> Challenge
Return the entries below verbatim. Pictures stay out.

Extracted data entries
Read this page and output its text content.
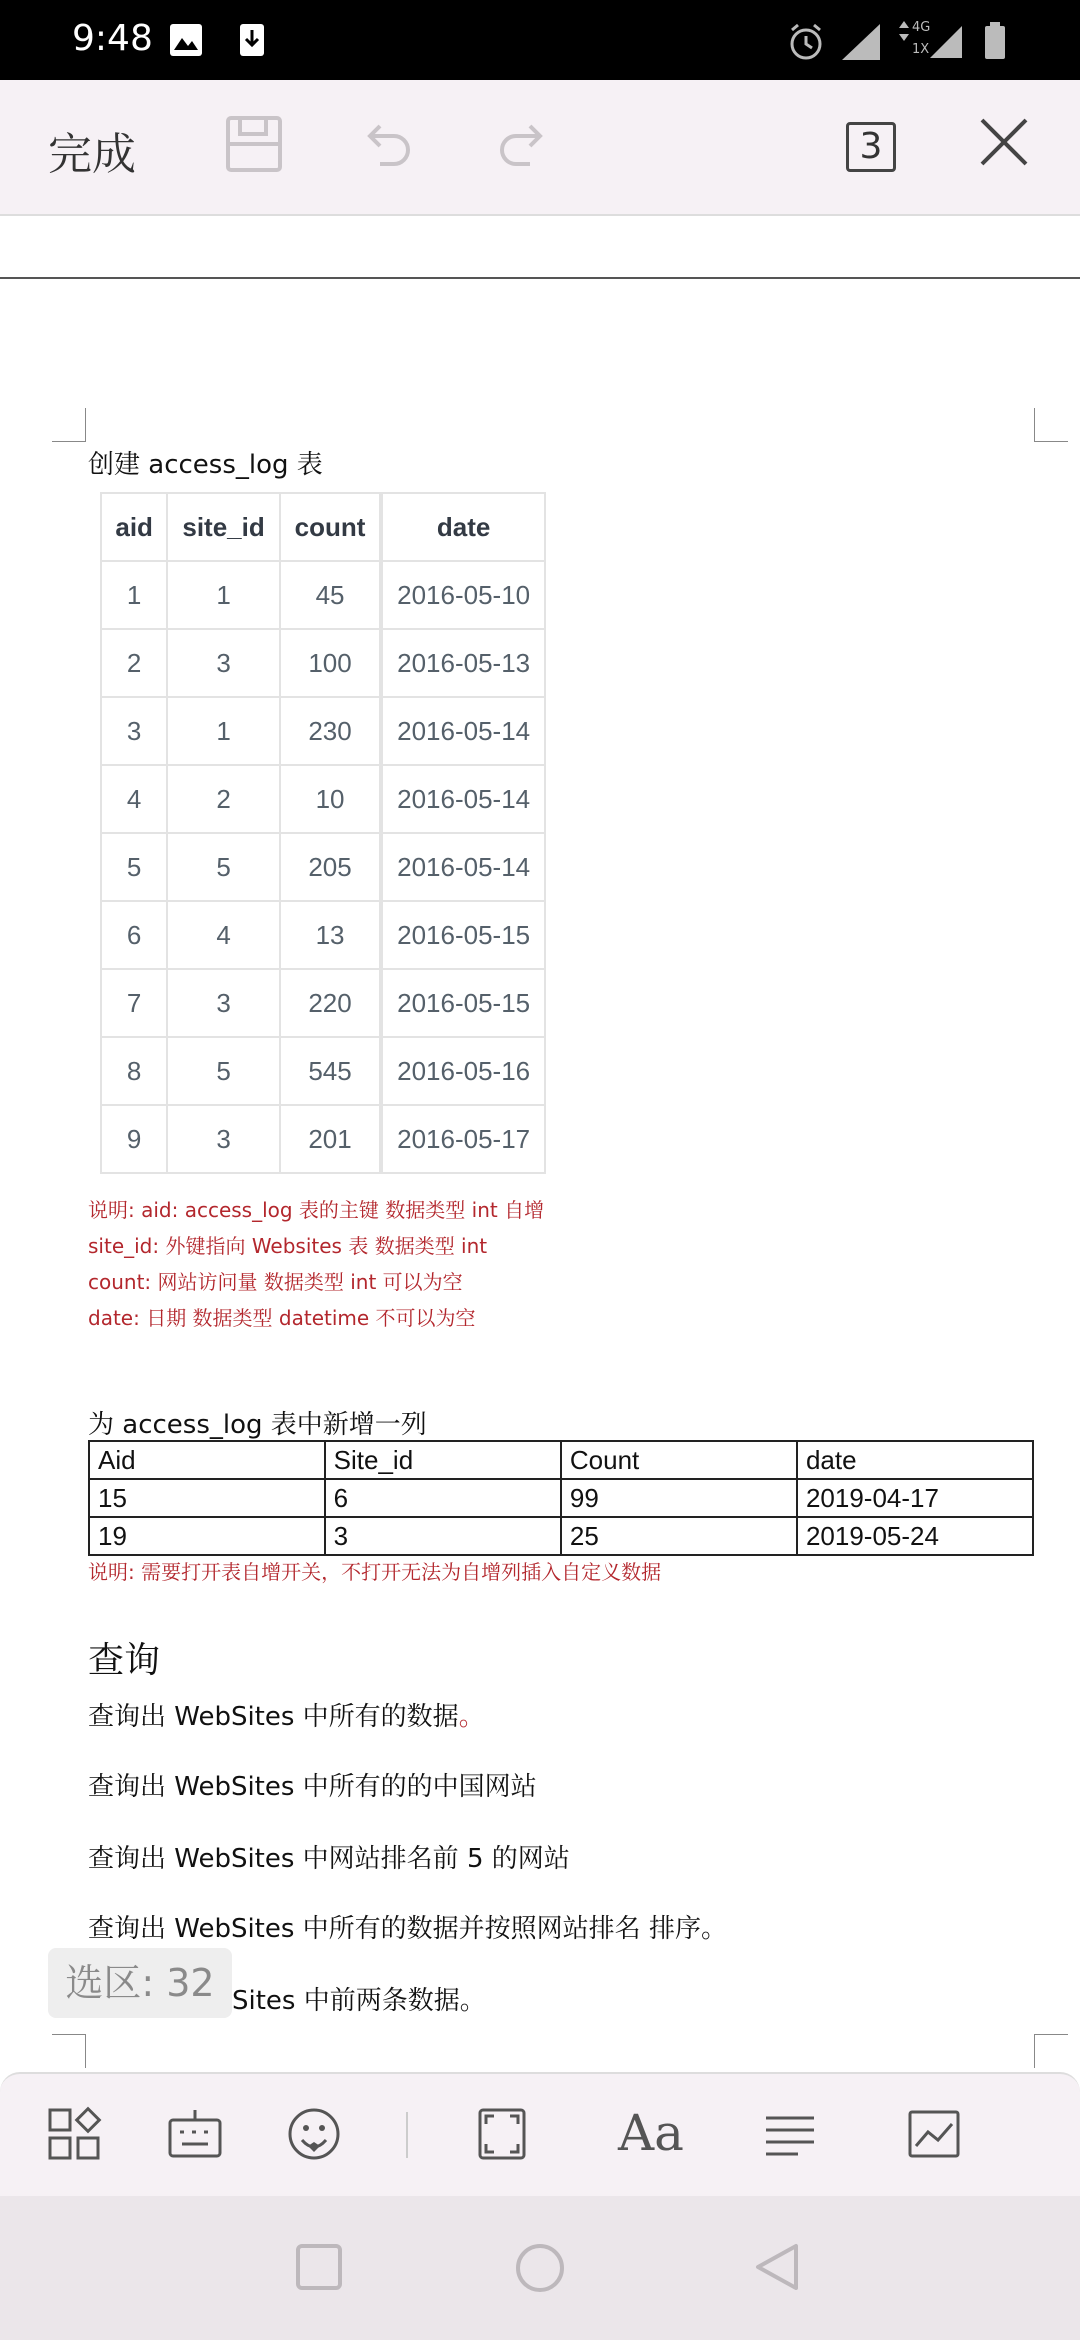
9:48	4G
1X
完成	3
创建 access_log 表
aid	site_id	count	date
1	1	45	2016-05-10
2	3	100	2016-05-13
3	1	230	2016-05-14
4	2	10	2016-05-14
5	5	205	2016-05-14
6	4	13	2016-05-15
7	3	220	2016-05-15
8	5	545	2016-05-16
9	3	201	2016-05-17
说明: aid: access_log 表的主键 数据类型 int 自增
site_id: 外键指向 Websites 表 数据类型 int
count: 网站访问量 数据类型 int 可以为空
date: 日期 数据类型 datetime 不可以为空
为 access_log 表中新增一列
Aid	Site_id	Count	date
15	6	99	2019-04-17
19	3	25	2019-05-24
说明: 需要打开表自增开关，不打开无法为自增列插入自定义数据
查询
查询出 WebSites 中所有的数据。
查询出 WebSites 中所有的的中国网站
查询出 WebSites 中网站排名前 5 的网站
查询出 WebSites 中所有的数据并按照网站排名 排序。
Sites 中前两条数据。
选区: 32
Aa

> Answer to this exercise
Read this page and output its text content.
9:48	4G
1X
完成	3
创建 access_log 表
aid	site_id	count	date
1	1	45	2016-05-10
2	3	100	2016-05-13
3	1	230	2016-05-14
4	2	10	2016-05-14
5	5	205	2016-05-14
6	4	13	2016-05-15
7	3	220	2016-05-15
8	5	545	2016-05-16
9	3	201	2016-05-17
说明: aid: access_log 表的主键 数据类型 int 自增
site_id: 外键指向 Websites 表 数据类型 int
count: 网站访问量 数据类型 int 可以为空
date: 日期 数据类型 datetime 不可以为空
为 access_log 表中新增一列
Aid	Site_id	Count	date
15	6	99	2019-04-17
19	3	25	2019-05-24
说明: 需要打开表自增开关，不打开无法为自增列插入自定义数据
查询
查询出 WebSites 中所有的数据。
查询出 WebSites 中所有的的中国网站
查询出 WebSites 中网站排名前 5 的网站
查询出 WebSites 中所有的数据并按照网站排名 排序。
Sites 中前两条数据。
选区: 32
Aa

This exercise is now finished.